■ TASK DESCRIPTION ■
Print the lines of the entries below verbatim, starting at the line that contains "Patent image size: (554, 324)." and ending at the line that contains "The sealing curtain 11 is at (409, 198).", with both of those lines included.

■ RECORDS FOR THIS EXERCISE ■

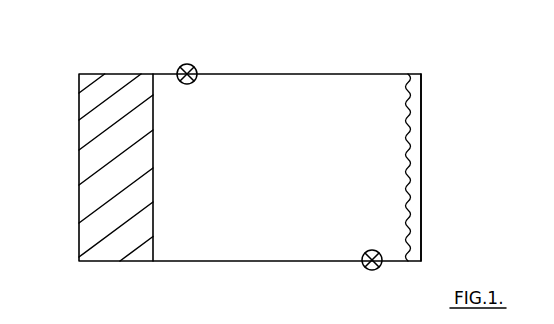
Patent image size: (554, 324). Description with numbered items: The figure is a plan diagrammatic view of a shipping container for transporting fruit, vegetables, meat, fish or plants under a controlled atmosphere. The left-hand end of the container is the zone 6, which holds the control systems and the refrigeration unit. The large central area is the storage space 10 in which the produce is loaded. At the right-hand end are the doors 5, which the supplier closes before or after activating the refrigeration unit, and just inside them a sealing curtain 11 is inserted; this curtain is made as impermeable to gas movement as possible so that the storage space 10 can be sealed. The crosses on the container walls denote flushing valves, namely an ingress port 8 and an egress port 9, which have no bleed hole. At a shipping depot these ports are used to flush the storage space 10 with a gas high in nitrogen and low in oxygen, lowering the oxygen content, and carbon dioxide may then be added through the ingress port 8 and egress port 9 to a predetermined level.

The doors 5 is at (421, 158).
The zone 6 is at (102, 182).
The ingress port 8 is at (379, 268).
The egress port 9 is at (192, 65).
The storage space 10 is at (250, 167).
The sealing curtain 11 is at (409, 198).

...

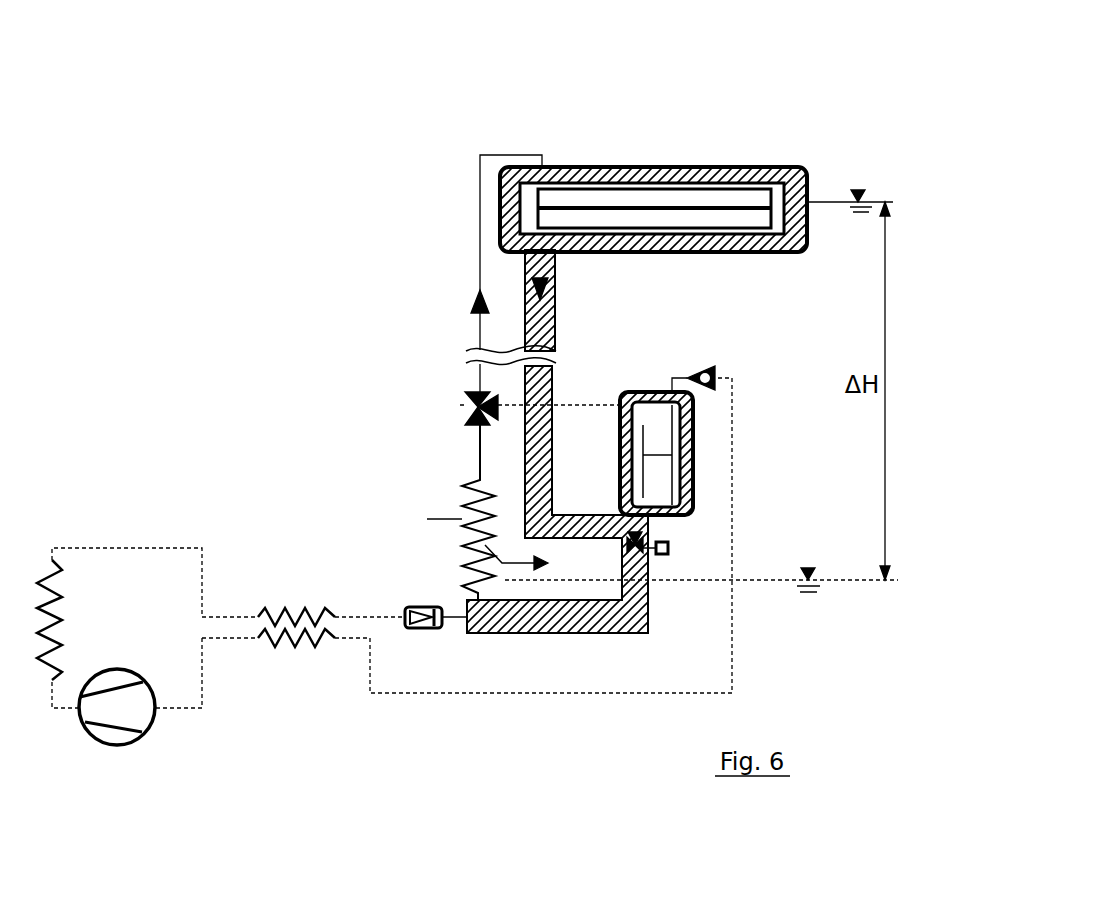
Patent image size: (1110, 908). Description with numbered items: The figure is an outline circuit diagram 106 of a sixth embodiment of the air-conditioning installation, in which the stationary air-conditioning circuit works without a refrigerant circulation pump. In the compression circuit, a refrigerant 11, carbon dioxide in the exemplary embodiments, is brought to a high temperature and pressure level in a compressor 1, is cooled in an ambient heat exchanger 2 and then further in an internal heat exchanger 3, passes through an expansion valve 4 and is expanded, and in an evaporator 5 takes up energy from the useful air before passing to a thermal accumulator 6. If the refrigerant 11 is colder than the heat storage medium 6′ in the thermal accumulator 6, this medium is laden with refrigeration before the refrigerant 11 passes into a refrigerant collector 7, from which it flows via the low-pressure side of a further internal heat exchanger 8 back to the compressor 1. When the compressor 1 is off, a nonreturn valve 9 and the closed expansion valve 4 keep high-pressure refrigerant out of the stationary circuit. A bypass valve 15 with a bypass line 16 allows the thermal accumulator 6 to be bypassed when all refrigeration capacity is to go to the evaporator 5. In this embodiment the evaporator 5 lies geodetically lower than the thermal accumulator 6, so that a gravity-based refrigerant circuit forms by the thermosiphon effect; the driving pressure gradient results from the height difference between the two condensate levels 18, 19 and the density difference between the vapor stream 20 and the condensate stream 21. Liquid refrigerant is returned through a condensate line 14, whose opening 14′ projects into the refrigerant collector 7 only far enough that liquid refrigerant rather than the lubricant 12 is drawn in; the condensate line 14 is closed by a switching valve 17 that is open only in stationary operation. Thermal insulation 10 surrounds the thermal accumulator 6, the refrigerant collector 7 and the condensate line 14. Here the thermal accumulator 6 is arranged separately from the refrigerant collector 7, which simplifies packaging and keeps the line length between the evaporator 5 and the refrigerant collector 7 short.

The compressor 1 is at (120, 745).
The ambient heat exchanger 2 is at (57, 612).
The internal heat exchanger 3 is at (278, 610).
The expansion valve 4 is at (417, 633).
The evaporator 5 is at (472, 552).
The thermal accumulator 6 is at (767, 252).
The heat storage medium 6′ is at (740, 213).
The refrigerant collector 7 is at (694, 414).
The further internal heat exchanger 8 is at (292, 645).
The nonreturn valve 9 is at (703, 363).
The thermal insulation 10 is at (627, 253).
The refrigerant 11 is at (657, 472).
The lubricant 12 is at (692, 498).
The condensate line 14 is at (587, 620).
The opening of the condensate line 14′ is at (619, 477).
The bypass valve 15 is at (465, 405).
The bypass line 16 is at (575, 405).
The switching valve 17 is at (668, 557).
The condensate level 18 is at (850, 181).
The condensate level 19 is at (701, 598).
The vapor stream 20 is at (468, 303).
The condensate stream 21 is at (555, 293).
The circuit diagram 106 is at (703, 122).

■ THE COMPLETED TASK ■
Patent image size: (554, 324). Description with numbered items: The figure is a plan diagrammatic view of a shipping container for transporting fruit, vegetables, meat, fish or plants under a controlled atmosphere. The left-hand end of the container is the zone 6, which holds the control systems and the refrigeration unit. The large central area is the storage space 10 in which the produce is loaded. At the right-hand end are the doors 5, which the supplier closes before or after activating the refrigeration unit, and just inside them a sealing curtain 11 is inserted; this curtain is made as impermeable to gas movement as possible so that the storage space 10 can be sealed. The crosses on the container walls denote flushing valves, namely an ingress port 8 and an egress port 9, which have no bleed hole. At a shipping depot these ports are used to flush the storage space 10 with a gas high in nitrogen and low in oxygen, lowering the oxygen content, and carbon dioxide may then be added through the ingress port 8 and egress port 9 to a predetermined level.

The doors 5 is at (421, 158).
The zone 6 is at (102, 182).
The ingress port 8 is at (379, 268).
The egress port 9 is at (192, 65).
The storage space 10 is at (250, 167).
The sealing curtain 11 is at (409, 198).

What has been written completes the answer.